### Assigned task
Transcribe every entry that follows, word for word, and omit the images.

── Available data

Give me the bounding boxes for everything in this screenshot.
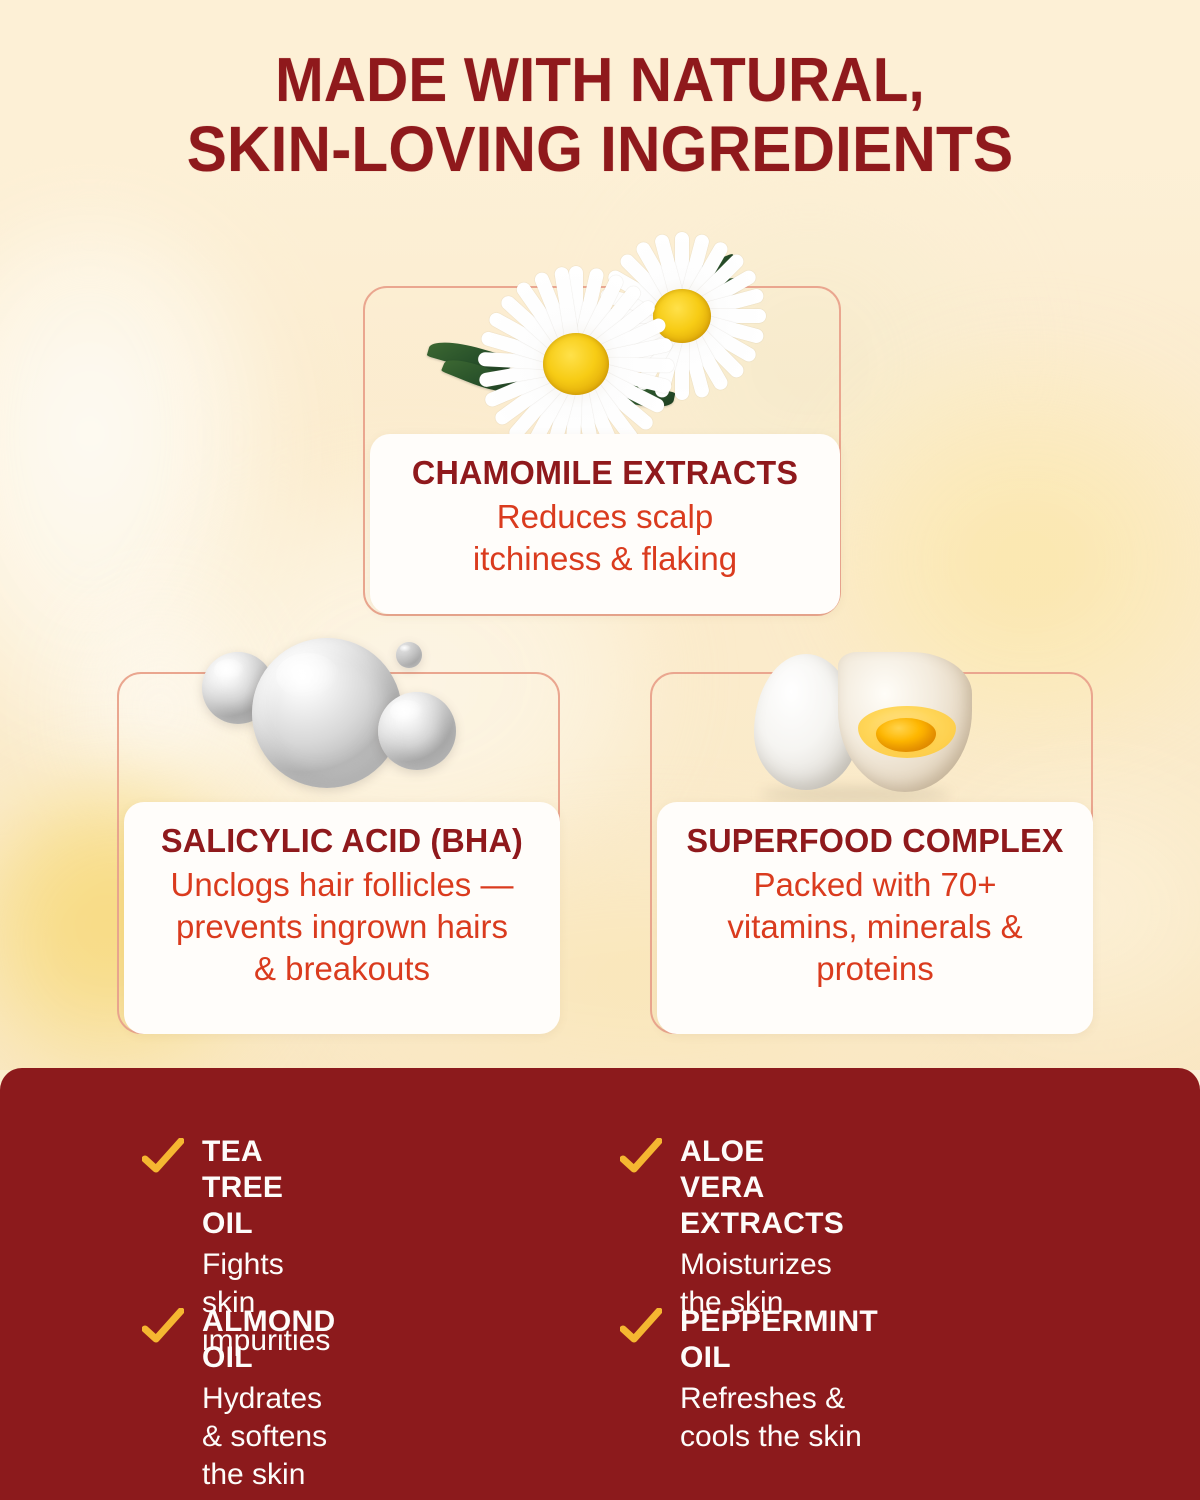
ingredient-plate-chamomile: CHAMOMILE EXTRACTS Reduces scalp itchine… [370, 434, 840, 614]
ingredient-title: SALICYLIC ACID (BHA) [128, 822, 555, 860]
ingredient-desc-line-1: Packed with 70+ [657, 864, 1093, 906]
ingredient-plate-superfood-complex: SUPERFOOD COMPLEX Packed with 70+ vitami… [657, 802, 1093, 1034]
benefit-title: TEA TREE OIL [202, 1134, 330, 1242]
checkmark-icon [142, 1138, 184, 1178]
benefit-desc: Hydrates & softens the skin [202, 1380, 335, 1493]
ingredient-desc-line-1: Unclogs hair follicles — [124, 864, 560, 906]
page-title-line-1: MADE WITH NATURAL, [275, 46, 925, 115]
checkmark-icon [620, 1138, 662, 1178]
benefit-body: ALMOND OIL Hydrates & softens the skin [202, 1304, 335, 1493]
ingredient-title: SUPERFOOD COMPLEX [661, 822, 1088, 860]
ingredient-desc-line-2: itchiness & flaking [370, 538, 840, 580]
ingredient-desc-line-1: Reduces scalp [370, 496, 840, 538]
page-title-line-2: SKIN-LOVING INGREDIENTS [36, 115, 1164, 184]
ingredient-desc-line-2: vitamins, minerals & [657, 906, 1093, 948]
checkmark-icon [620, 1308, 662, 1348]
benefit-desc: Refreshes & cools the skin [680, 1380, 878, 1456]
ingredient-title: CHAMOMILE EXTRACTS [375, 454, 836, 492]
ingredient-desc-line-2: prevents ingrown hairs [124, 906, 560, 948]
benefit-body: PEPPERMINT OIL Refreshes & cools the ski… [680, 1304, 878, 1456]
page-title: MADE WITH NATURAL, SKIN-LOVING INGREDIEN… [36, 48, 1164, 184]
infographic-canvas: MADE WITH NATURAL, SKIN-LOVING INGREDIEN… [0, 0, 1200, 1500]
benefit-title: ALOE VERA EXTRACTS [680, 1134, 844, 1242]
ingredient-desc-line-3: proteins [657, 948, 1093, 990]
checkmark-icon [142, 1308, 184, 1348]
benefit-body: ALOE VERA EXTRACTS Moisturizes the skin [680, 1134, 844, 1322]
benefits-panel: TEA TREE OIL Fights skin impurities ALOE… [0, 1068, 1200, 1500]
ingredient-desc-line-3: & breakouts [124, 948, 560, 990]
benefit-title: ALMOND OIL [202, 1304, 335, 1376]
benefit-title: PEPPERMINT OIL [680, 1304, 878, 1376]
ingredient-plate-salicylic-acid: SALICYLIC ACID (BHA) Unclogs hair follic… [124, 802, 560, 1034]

────

### Reply
Give me the bounding boxes for everything in this screenshot.
ingredient-plate-chamomile: CHAMOMILE EXTRACTS Reduces scalp itchine… [370, 434, 840, 614]
ingredient-title: SALICYLIC ACID (BHA) [128, 822, 555, 860]
ingredient-desc-line-1: Packed with 70+ [657, 864, 1093, 906]
ingredient-plate-superfood-complex: SUPERFOOD COMPLEX Packed with 70+ vitami… [657, 802, 1093, 1034]
benefit-title: TEA TREE OIL [202, 1134, 330, 1242]
checkmark-icon [142, 1138, 184, 1178]
benefit-desc: Hydrates & softens the skin [202, 1380, 335, 1493]
ingredient-desc-line-1: Unclogs hair follicles — [124, 864, 560, 906]
page-title-line-1: MADE WITH NATURAL, [275, 46, 925, 115]
checkmark-icon [620, 1138, 662, 1178]
benefit-body: ALMOND OIL Hydrates & softens the skin [202, 1304, 335, 1493]
ingredient-title: SUPERFOOD COMPLEX [661, 822, 1088, 860]
ingredient-desc-line-2: itchiness & flaking [370, 538, 840, 580]
ingredient-desc-line-1: Reduces scalp [370, 496, 840, 538]
page-title-line-2: SKIN-LOVING INGREDIENTS [36, 115, 1164, 184]
ingredient-desc-line-2: vitamins, minerals & [657, 906, 1093, 948]
checkmark-icon [620, 1308, 662, 1348]
benefit-desc: Refreshes & cools the skin [680, 1380, 878, 1456]
ingredient-title: CHAMOMILE EXTRACTS [375, 454, 836, 492]
ingredient-desc-line-2: prevents ingrown hairs [124, 906, 560, 948]
benefit-body: PEPPERMINT OIL Refreshes & cools the ski… [680, 1304, 878, 1456]
page-title: MADE WITH NATURAL, SKIN-LOVING INGREDIEN… [36, 48, 1164, 184]
infographic-canvas: MADE WITH NATURAL, SKIN-LOVING INGREDIEN… [0, 0, 1200, 1500]
benefit-title: ALOE VERA EXTRACTS [680, 1134, 844, 1242]
ingredient-desc-line-3: proteins [657, 948, 1093, 990]
checkmark-icon [142, 1308, 184, 1348]
benefit-body: ALOE VERA EXTRACTS Moisturizes the skin [680, 1134, 844, 1322]
benefits-panel: TEA TREE OIL Fights skin impurities ALOE… [0, 1068, 1200, 1500]
ingredient-desc-line-3: & breakouts [124, 948, 560, 990]
benefit-title: ALMOND OIL [202, 1304, 335, 1376]
benefit-title: PEPPERMINT OIL [680, 1304, 878, 1376]
ingredient-plate-salicylic-acid: SALICYLIC ACID (BHA) Unclogs hair follic… [124, 802, 560, 1034]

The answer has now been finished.